TASK OBJECTIVE: According to the elderberry growing guide below, how much water do elderberry plants need each week?

*** DOCUMENT SECTION ***

Planting Elderberries

Choose a full sun location, with well-drained, moist, fertile soil with a pH between 5 and 6.5. For best berry production choose two varieties of American Elderberry (Sambucus canadensis). Allow 6-8 feet between plants. Incorporate manure and/or compost, but no other fertilizers the first year. Incorporate manure or compost before planting. Plant 2 inches deeper than grown in the nursery pot. Mulch and water well.

Watering Elderberries

Because elderberries are shallow rooted, it’s important to keep them especially well watered the first year or two to establish. Elderberry plants need approximately 1 inch of water each week, from bloom time to the end of harvest. If you are not getting enough rainfall, plants should be irrigated for optimum plant growth and fruit production, even after harvest. They do not tolerate dry spells easily.


Fertilizing Elderberries

Fertilize each year in early spring.  In their first two years, young elderberry plants appreciate 3 to 4 tablespoons of a high-nitrogen fertilizer. Depending on the plant’s growth, older plants can use 1 to 2 cups – however it’s easy to overdo. Use your judgement.  If your shrub is pumping out consistent new growth and canes, reduce the nitrogen by half or eliminate it altogether. If plants appear healthy but growth is slow, apply the recommended amount. If growth appears poor, increase nitrogen application by half.

*** ITEMS ***

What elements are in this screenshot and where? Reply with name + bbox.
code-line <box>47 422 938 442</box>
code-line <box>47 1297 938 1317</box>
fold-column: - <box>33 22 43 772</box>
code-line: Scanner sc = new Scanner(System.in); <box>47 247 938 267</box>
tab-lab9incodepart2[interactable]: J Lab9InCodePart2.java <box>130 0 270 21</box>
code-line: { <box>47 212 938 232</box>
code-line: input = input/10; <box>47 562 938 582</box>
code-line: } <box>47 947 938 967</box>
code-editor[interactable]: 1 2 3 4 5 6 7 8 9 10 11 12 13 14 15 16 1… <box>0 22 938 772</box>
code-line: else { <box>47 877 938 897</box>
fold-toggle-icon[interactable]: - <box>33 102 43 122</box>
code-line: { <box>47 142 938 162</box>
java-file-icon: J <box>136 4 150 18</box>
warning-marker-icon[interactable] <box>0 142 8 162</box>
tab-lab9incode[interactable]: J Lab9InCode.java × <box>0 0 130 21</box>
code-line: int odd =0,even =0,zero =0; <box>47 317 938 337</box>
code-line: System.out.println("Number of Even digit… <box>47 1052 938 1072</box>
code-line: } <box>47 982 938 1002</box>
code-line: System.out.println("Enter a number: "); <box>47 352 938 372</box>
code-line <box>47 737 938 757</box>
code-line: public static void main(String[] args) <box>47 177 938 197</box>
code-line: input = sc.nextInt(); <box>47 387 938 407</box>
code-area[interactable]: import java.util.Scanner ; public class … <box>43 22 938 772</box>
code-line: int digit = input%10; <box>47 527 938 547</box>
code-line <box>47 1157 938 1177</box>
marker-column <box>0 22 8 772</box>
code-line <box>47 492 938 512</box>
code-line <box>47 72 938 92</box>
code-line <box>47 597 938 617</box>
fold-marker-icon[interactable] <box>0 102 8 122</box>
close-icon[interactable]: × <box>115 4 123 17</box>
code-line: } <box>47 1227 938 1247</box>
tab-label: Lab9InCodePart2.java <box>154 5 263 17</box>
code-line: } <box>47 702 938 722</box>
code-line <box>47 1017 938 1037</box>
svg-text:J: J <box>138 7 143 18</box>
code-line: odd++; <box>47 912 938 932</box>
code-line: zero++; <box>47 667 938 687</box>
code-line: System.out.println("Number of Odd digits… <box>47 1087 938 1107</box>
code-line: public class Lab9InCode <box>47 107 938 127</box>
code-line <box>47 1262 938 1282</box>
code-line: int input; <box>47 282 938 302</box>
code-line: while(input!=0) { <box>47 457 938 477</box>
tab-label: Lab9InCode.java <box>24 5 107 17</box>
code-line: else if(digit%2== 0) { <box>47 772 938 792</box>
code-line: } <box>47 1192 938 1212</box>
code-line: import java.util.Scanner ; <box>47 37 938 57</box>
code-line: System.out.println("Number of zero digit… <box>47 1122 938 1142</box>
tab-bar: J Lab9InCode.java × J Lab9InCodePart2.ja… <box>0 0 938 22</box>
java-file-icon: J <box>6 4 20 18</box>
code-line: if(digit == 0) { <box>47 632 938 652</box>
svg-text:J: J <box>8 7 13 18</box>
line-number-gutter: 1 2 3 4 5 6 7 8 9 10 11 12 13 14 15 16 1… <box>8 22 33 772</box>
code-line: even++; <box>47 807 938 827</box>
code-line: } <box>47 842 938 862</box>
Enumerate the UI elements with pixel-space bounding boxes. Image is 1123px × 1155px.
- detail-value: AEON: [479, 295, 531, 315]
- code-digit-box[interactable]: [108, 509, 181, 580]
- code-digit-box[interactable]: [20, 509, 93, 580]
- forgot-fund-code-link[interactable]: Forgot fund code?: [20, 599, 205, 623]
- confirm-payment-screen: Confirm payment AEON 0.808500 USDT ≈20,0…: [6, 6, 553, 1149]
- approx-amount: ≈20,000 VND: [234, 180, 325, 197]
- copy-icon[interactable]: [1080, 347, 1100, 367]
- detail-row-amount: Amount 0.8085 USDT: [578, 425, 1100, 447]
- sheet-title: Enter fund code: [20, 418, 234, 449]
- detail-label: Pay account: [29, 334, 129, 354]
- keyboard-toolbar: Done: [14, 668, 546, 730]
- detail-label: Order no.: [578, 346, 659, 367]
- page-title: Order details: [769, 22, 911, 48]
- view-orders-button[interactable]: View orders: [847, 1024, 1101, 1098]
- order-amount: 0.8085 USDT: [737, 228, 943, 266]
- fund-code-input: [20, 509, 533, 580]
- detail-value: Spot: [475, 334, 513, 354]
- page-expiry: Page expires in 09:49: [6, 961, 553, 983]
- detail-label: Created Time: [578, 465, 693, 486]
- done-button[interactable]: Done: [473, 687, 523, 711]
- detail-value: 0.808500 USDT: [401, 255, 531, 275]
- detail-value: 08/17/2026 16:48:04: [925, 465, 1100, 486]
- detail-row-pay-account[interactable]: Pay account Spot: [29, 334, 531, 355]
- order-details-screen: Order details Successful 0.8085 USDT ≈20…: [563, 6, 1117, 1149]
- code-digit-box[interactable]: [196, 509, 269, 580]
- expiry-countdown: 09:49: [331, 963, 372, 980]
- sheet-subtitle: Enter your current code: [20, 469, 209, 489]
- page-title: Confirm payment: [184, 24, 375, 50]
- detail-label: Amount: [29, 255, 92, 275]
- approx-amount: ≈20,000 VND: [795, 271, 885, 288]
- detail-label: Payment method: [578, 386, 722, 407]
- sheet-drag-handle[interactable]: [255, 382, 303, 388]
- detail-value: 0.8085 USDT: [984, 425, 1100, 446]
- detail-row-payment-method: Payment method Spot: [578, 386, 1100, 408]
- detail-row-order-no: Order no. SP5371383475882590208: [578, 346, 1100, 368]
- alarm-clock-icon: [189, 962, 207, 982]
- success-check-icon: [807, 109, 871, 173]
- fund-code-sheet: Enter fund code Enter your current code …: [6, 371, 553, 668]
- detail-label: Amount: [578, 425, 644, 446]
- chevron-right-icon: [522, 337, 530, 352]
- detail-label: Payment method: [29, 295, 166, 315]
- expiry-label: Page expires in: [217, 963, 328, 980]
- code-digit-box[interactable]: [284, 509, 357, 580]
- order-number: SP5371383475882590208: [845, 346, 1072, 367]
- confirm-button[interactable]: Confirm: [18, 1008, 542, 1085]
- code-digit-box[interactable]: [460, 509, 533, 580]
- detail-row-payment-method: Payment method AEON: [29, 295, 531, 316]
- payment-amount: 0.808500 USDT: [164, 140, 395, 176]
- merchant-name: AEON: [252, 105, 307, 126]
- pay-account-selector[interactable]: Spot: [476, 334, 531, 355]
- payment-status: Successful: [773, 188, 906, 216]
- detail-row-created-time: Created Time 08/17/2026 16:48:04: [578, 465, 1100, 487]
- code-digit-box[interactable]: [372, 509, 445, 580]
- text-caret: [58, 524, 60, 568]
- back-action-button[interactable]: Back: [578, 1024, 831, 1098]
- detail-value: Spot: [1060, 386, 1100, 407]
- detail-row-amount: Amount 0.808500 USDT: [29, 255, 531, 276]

***

ANSWER FOR THE TASK: Approximately 1 inch of water each week, from bloom time to the end of harvest.